- **STORED ROWS**
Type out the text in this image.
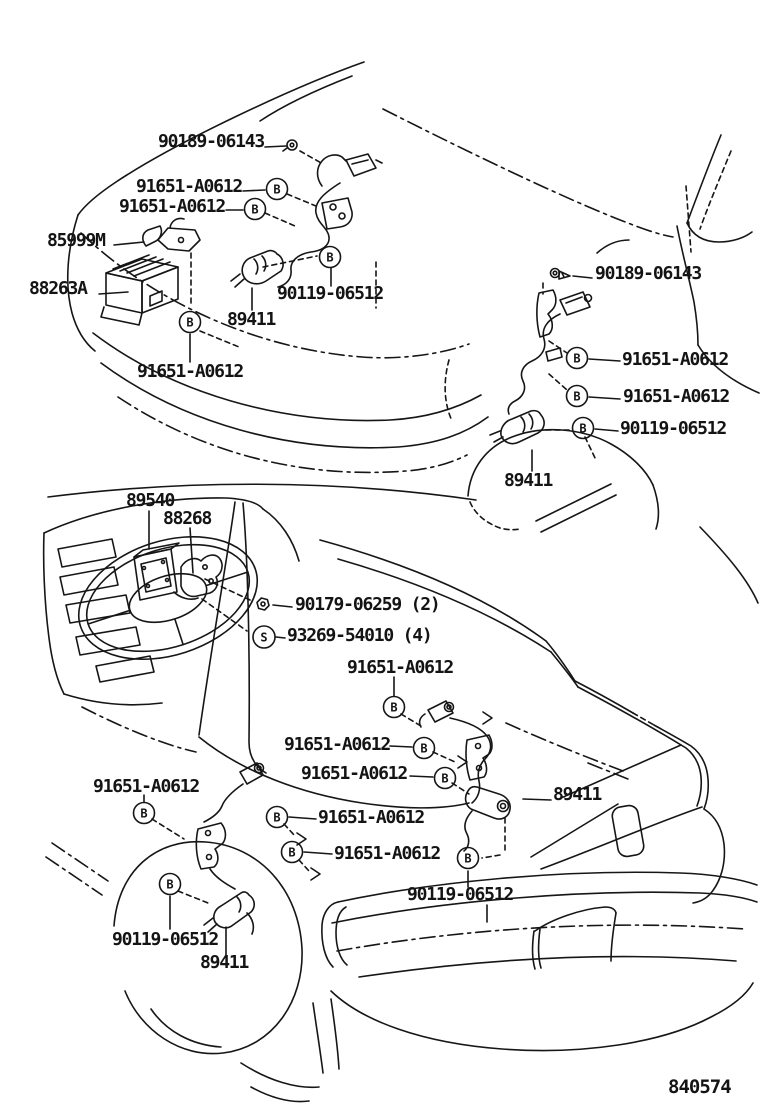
B
B
B
B
B
B
B
B
B
B
B	B
B
B
B
S
90189-06143
91651-A0612
91651-A0612
85999M
88263A	90119-06512
89411
91651-A0612
90189-06143
91651-A0612
91651-A0612
90119-06512
89411
89540
88268
90179-06259 (2)
93269-54010 (4)
91651-A0612
91651-A0612
91651-A0612
91651-A0612
91651-A0612
91651-A0612
89411
90119-06512
90119-06512
89411
840574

- **GIVEN PROBLEM**
The records above must be transcribed exactly. Pictures are left out of the copy.

- **SOLUTION TO THIS EXERCISE**
Type out the text in this image.
B
B
B
B
B
B
B
B
B
B
B	B
B
B
B
S
90189-06143
91651-A0612
91651-A0612
85999M
88263A	90119-06512
89411
91651-A0612
90189-06143
91651-A0612
91651-A0612
90119-06512
89411
89540
88268
90179-06259 (2)
93269-54010 (4)
91651-A0612
91651-A0612
91651-A0612
91651-A0612
91651-A0612
91651-A0612
89411
90119-06512
90119-06512
89411
840574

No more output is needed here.